# AIM
Go through the material and pull out every line with the string "clusters" in it.

# DATA RECORDS
::::

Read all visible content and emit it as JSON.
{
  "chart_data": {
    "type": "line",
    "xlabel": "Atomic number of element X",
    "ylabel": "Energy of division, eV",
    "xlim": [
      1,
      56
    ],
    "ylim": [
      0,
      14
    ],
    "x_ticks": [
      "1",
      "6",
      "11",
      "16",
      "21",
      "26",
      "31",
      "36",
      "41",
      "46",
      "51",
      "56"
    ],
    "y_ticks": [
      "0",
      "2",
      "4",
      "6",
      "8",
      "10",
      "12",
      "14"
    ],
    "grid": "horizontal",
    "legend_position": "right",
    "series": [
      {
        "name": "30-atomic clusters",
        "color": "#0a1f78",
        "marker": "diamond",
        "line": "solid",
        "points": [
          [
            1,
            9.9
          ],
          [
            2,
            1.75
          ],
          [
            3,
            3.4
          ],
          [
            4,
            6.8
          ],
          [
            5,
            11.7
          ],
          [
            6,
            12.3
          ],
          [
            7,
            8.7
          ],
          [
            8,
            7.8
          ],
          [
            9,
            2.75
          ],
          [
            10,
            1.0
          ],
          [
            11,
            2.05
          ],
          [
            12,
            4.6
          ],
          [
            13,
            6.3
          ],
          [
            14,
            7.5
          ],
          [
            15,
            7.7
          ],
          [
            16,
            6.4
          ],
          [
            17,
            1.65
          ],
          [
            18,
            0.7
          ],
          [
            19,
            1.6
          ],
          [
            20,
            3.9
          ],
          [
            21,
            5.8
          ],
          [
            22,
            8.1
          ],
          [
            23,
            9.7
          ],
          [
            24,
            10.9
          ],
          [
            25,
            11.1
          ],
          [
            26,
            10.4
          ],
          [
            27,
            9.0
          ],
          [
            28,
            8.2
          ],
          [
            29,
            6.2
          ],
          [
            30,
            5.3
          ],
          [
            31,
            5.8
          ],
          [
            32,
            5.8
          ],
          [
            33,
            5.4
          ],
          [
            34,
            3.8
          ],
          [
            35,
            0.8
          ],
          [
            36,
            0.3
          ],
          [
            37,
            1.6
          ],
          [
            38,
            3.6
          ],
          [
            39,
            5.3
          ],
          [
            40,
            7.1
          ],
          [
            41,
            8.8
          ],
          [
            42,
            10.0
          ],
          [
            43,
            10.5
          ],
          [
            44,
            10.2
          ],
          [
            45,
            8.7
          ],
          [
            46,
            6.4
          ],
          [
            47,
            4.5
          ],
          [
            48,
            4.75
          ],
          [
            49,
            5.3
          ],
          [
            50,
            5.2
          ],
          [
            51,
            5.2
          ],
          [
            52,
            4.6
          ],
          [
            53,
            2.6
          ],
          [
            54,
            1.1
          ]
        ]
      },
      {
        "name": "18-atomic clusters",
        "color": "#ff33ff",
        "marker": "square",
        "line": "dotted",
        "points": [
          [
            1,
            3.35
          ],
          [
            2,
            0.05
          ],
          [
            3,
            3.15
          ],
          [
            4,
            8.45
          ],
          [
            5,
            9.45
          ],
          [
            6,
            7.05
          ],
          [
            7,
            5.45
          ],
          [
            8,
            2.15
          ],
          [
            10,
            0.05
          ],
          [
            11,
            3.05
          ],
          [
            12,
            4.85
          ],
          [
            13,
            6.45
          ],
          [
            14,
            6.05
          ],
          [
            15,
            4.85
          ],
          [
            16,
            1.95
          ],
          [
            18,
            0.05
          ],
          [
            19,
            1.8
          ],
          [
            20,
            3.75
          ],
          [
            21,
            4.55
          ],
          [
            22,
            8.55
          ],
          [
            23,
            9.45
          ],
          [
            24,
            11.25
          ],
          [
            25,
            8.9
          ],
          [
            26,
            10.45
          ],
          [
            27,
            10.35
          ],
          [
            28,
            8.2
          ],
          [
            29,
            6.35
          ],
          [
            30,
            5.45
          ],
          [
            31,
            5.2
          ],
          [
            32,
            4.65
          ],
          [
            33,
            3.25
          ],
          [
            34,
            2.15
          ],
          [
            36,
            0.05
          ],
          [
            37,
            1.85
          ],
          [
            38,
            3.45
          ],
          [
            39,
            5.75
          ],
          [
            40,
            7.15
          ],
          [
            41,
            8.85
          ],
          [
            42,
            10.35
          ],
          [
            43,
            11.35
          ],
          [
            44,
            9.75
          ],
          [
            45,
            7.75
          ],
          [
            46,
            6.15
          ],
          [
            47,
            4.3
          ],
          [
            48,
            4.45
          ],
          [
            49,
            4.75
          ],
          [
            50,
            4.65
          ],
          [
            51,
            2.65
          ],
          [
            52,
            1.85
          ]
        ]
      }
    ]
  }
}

::::

# RIGHT ANSWER
        "name": "30-atomic clusters",
        "name": "18-atomic clusters",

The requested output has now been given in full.